**TEXT BLOCK**
*-*-*
We Need More Chairs!

push the needle
7 min readJan 13, 2023

Sometimes life delivers an irony that even the writers of SNL couldn’t deliver. Earlier this week I attended a community planning event to talk about how many homes Seattle needs to plan for by 2045. After everyone showed up at Seattle’s “Community Conversations” series, where the city planning staff outlines their strategy for housing growth for the next 20 years, there was a bit of a scramble when the staff realized more people showed up than expected.

This was quite fitting for Seattle’s problem with housing — stemming from a willingness to limit the number of homes we have or can have. I hope the planning staff realized the obvious parallel having significantly underestimated our last decade’s job and population growth, and realizing they do not have enough chairs for everyone to sit.

In the game of musical chairs, the contestants remain constant, with a chair being removed each round. This is not how any city’s housing and population works, but it’s worth noting that an adapted version of the game is exactly how cities have gotten themselves into the housing mess they’re in today. In the housing of Seattle, most of the chairs remain constant. The variable are the contestants. More contestants are showing up. Bigger contestants, with more capabilities to win the game and shove a lesser kid out of the circle.

As the community meeting settled into our breakout sessions, everyone took a seat in small circles to discuss their goals and wishes for the future of housing. But, as I mentioned earlier, there were not enough chairs for everyone. People were left standing outside the group, not sure if they were going to get to have a chance to speak since they didn’t have a seat. The seated group had their backs turned to them, unaware of their issue, so the planner had to go out of their way to pause eager participants to let one of the neighbors standing have a chance to speak too. This irony was all too perfect, funny and frustrating at the same time.

Photo from the event with people standing outside of seated circles because there were not enough chairs!

I kicked things off by saying “for starters, it looks like you need more chairs” and pointed out that despite their noble and best efforts, they undershot how many people would show up excited to be part of this community event. After the laughter subsided, someone seated said “can we get more chairs?” Well, the answer, obviously, was “no”. They ran out.
*-*-*
Element boundary data

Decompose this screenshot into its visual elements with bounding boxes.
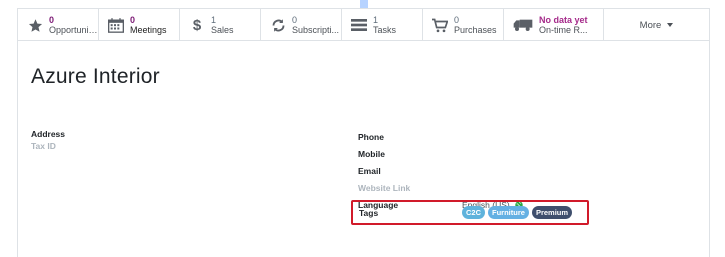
purchases-label: Purchases [454, 25, 497, 35]
tags-label: Tags [359, 207, 379, 218]
tags-highlight-box: Tags C2C Furniture Premium [351, 200, 589, 225]
mobile-row: Mobile [358, 145, 598, 162]
subscriptions-label: Subscripti... [292, 25, 340, 35]
on-time-rate-label: On-time R... [539, 25, 588, 35]
tag-furniture[interactable]: Furniture [488, 206, 529, 219]
address-group: Address Tax ID [31, 128, 65, 152]
sales-button[interactable]: $ 1 Sales [180, 9, 261, 41]
on-time-rate-value: No data yet [539, 15, 588, 25]
meetings-count: 0 [130, 15, 136, 25]
tasks-label: Tasks [373, 25, 397, 35]
more-dropdown-button[interactable]: More [604, 9, 709, 41]
tax-id-label: Tax ID [31, 141, 56, 151]
tasks-button[interactable]: 1 Tasks [342, 9, 423, 41]
chevron-down-icon [667, 23, 674, 27]
tasks-count: 1 [373, 15, 379, 25]
tag-c2c[interactable]: C2C [462, 206, 486, 219]
website-row: Website Link [358, 179, 598, 196]
on-time-rate-button[interactable]: No data yet On-time R... [504, 9, 604, 41]
star-icon [26, 16, 44, 34]
truck-icon [512, 16, 534, 34]
partner-name-field[interactable]: Azure Interior [31, 65, 160, 89]
purchases-count: 0 [454, 15, 460, 25]
sales-count: 1 [211, 15, 217, 25]
tasks-icon [350, 16, 368, 34]
phone-row: Phone [358, 128, 598, 145]
cart-icon [431, 16, 449, 34]
mobile-label: Mobile [358, 148, 385, 159]
opportunities-button[interactable]: 0 Opportunit... [18, 9, 99, 41]
sales-label: Sales [211, 25, 234, 35]
phone-label: Phone [358, 131, 384, 142]
email-row: Email [358, 162, 598, 179]
subscriptions-count: 0 [292, 15, 298, 25]
meetings-label: Meetings [130, 25, 167, 35]
address-label: Address [31, 129, 66, 139]
subscriptions-button[interactable]: 0 Subscripti... [261, 9, 342, 41]
refresh-icon [269, 16, 287, 34]
more-label: More [639, 19, 662, 31]
calendar-icon [107, 16, 125, 34]
opportunities-label: Opportunit... [49, 25, 98, 35]
smart-button-box: 0 Opportunit... 0 Meetings $ 1 Sales 0 S… [18, 9, 709, 41]
purchases-button[interactable]: 0 Purchases [423, 9, 504, 41]
form-sheet: 0 Opportunit... 0 Meetings $ 1 Sales 0 S… [17, 8, 710, 257]
tag-premium[interactable]: Premium [531, 206, 573, 219]
opportunities-count: 0 [49, 15, 55, 25]
website-label: Website Link [358, 182, 411, 193]
email-label: Email [358, 165, 381, 176]
meetings-button[interactable]: 0 Meetings [99, 9, 180, 41]
dollar-icon: $ [192, 16, 202, 34]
*-*-*
**INSTRUCTIONS**
1. Decide whether each statement agrees with the Seattle housing essay, answering yes or no and quoting the words from the essay that settle it: (a) The event was held to discuss how many homes Seattle needs to plan for by 2045. (b) The writer says that in Seattle's housing, the number of contestants stays constant. (c) When someone asked for more chairs, the staff brought more.
2. Print word for word the passage of the Seattle housing essay that starts at the words containing "As the community" and ends with "not enough chairs!".
3. Carry on the Seattle housing essay about the planning event from its last sentence, keeping the writer's voice.
These data have no connection to the Seattle housing essay.

**OUTPUTS FOR THE TASKS**
1.
(a) Yes: "to talk about how many homes Seattle needs to plan for by 2045"
(b) No: "most of the chairs remain constant. The variable are the contestants."
(c) No: "Well, the answer, obviously, was “no”. They ran out."

2.
As the community meeting settled into our breakout sessions, everyone took a seat in small circles to discuss their goals and wishes for the future of housing. But, as I mentioned earlier, there were not enough chairs for everyone. People were left standing outside the group, not sure if they were going to get to have a chance to speak since they didn’t have a seat. The seated group had their backs turned to them, unaware of their issue, so the planner had to go out of their way to pause eager participants to let one of the neighbors standing have a chance to speak too. This irony was all too perfect, funny and frustrating at the same time.

Photo from the event with people standing outside of seated circles because there were not enough chairs!

3.
But that got me thinking. What if they had more chairs in the back and wanted to bring them out? If the process to add chairs was the same process for adding housing, how would these chairs be added, where would they go, and what does this tell us about where we are failing to deliver much needed supply?. Here’s how it goes:

  1. Planning for more chairs:

First, the planners need to figure out how many chairs we need (and will undershoot it by a lot). Planners must have a multi-year process to figure out how many chairs are needed, followed by an Environmental Impact Statement, which takes another year of approvals or appeals to finally get voted on and passed through. This is a problem because the event only goes from 6–8pm, and won’t be reconvening any time soon, so I guess those people will have to stand for a while.

2. Locating the chairs:

After the planners have decided on the woefully low number of chairs needed to satisfy the growth of this community event, where would they put them? The gym was huge with plenty of space to add chairs to all of the circles. But planners won’t do that. Instead they’ll shove them all into one circle and leave the other 13 circles alone. Then they’d plan more chairs to be next to the bathroom — an undesirable, high traffic area where lots of people come and go and the noise of flushing and odors are the last thing anyone wants to sit by. They’ll tell us people need to use the bathroom, so why not seat them right next to it? Maybe this is smart planning and offering a chance to grow the chairs next to high access corridors!

3. Building Chairs:

So, the plan is in place, we are going to shove most of the chairs in this 1 circle and line up the rest on the path to the bathroom, now it’s time to pick out which chairs we want to see. Are we going with high-back chairs? Or are those too tall and out of scale with the other chairs? Builders are excited to design and construct our chairs, but are now hamstrung by a process that wants to make sure the chairs fit the context of the neighborhood. And what about old chairs? These chairs are falling apart and probably not adequate for today’s event because they don’t seat enough or the construction on them is shoddy. New chairs can’t go in their place, despite being able to swap 6 of them for the one old chair with a broken leg and sagging cushion. People just don’t want the chairs to change so there’s even more conversation on where the chairs can be placed.

4. Environmental Review:

Once the chairs have been designed, we know where they’re going, and someone wants to add 20 chairs to one of the circles we have planned for chair growth, what we then need to do is file a SEPA report and, over 12-months, have a long legal process allowing other chair owners the chance to appeal the project of adding more chairs. Also, how much embodied carbon comes from those chairs? I sense people are really starting to get impatient…

5. Affordability:

There is obviously a high demand for these chairs, but what happens if we still don’t add enough, and people start bidding on the seating? Remember, we’ve been standing here for almost 3 years by now and people are tired and desperate. The richer attendees finally get fed up and start buying every chair available so they can have a seat. New chairs, old chairs, overpaying for a chair that isn’t big enough or in the best condition. It doesn’t matter, they just want to sit. We don’t have time for more debate!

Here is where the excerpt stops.